→ Exercise aim
Write out the entire listing below exactly, with the pictures left out.

** begin Exercise data **

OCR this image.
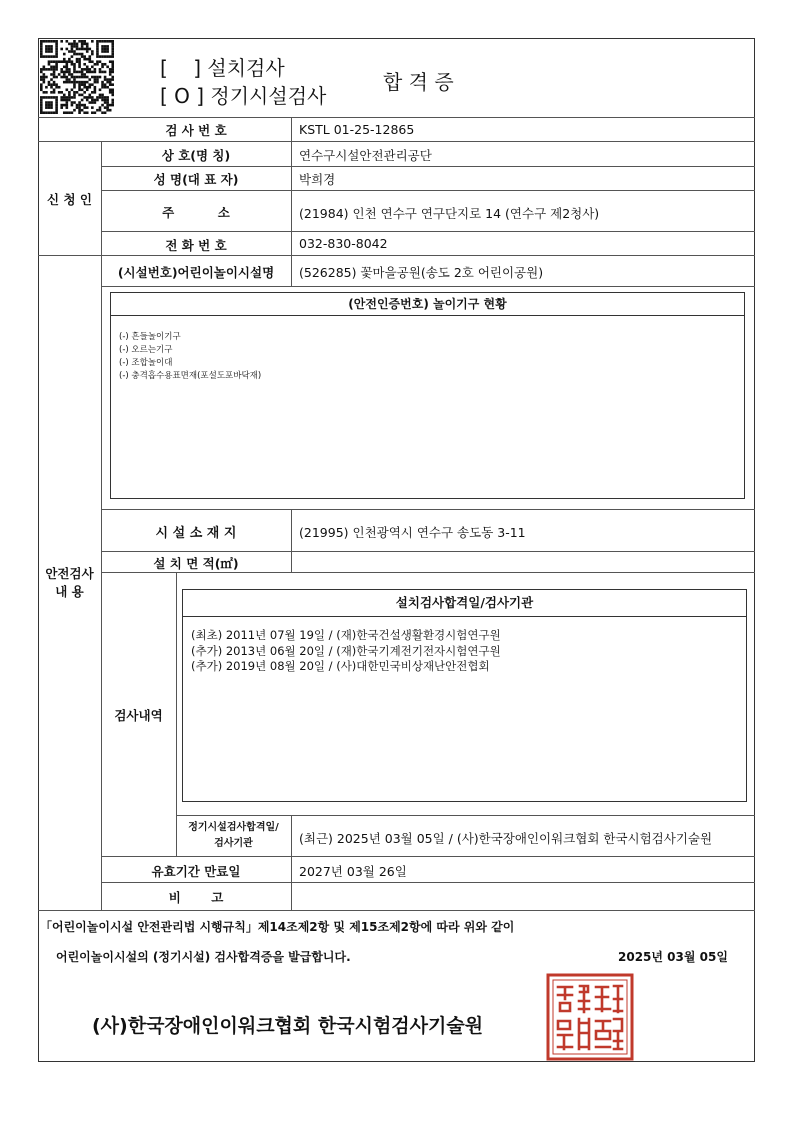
[    ] 설치검사
[ O ] 정기시설검사
합 격 증
검 사 번 호	KSTL 01-25-12865
신 청 인
상 호(명 칭)	연수구시설안전관리공단
성 명(대 표 자)	박희경
주          소	(21984) 인천 연수구 연구단지로 14 (연수구 제2청사)
전 화 번 호	032-830-8042
안전검사
내 용
(시설번호)어린이놀이시설명	(526285) 꽃마을공원(송도 2호 어린이공원)
(안전인증번호) 놀이기구 현황
(-) 흔들놀이기구
(-) 오르는기구
(-) 조합놀이대
(-) 충격흡수용표면재(포설도포바닥재)
시 설 소 재 지	(21995) 인천광역시 연수구 송도동 3-11
설 치 면 적(㎡)
검사내역
설치검사합격일/검사기관
(최초) 2011년 07월 19일 / (재)한국건설생활환경시험연구원
(추가) 2013년 06월 20일 / (재)한국기계전기전자시험연구원
(추가) 2019년 08월 20일 / (사)대한민국비상재난안전협회
정기시설검사합격일/
검사기관	(최근) 2025년 03월 05일 / (사)한국장애인이워크협회 한국시험검사기술원
유효기간 만료일	2027년 03월 26일
비       고
「어린이놀이시설 안전관리법 시행규칙」제14조제2항 및 제15조제2항에 따라 위와 같이
어린이놀이시설의 (정기시설) 검사합격증을 발급합니다.	2025년 03월 05일
(사)한국장애인이워크협회 한국시험검사기술원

** end Exercise data **

→ Result below
OCR this image.
[    ] 설치검사
[ O ] 정기시설검사
합 격 증
검 사 번 호	KSTL 01-25-12865
신 청 인
상 호(명 칭)	연수구시설안전관리공단
성 명(대 표 자)	박희경
주          소	(21984) 인천 연수구 연구단지로 14 (연수구 제2청사)
전 화 번 호	032-830-8042
안전검사
내 용
(시설번호)어린이놀이시설명	(526285) 꽃마을공원(송도 2호 어린이공원)
(안전인증번호) 놀이기구 현황
(-) 흔들놀이기구
(-) 오르는기구
(-) 조합놀이대
(-) 충격흡수용표면재(포설도포바닥재)
시 설 소 재 지	(21995) 인천광역시 연수구 송도동 3-11
설 치 면 적(㎡)
검사내역
설치검사합격일/검사기관
(최초) 2011년 07월 19일 / (재)한국건설생활환경시험연구원
(추가) 2013년 06월 20일 / (재)한국기계전기전자시험연구원
(추가) 2019년 08월 20일 / (사)대한민국비상재난안전협회
정기시설검사합격일/
검사기관	(최근) 2025년 03월 05일 / (사)한국장애인이워크협회 한국시험검사기술원
유효기간 만료일	2027년 03월 26일
비       고
「어린이놀이시설 안전관리법 시행규칙」제14조제2항 및 제15조제2항에 따라 위와 같이
어린이놀이시설의 (정기시설) 검사합격증을 발급합니다.	2025년 03월 05일
(사)한국장애인이워크협회 한국시험검사기술원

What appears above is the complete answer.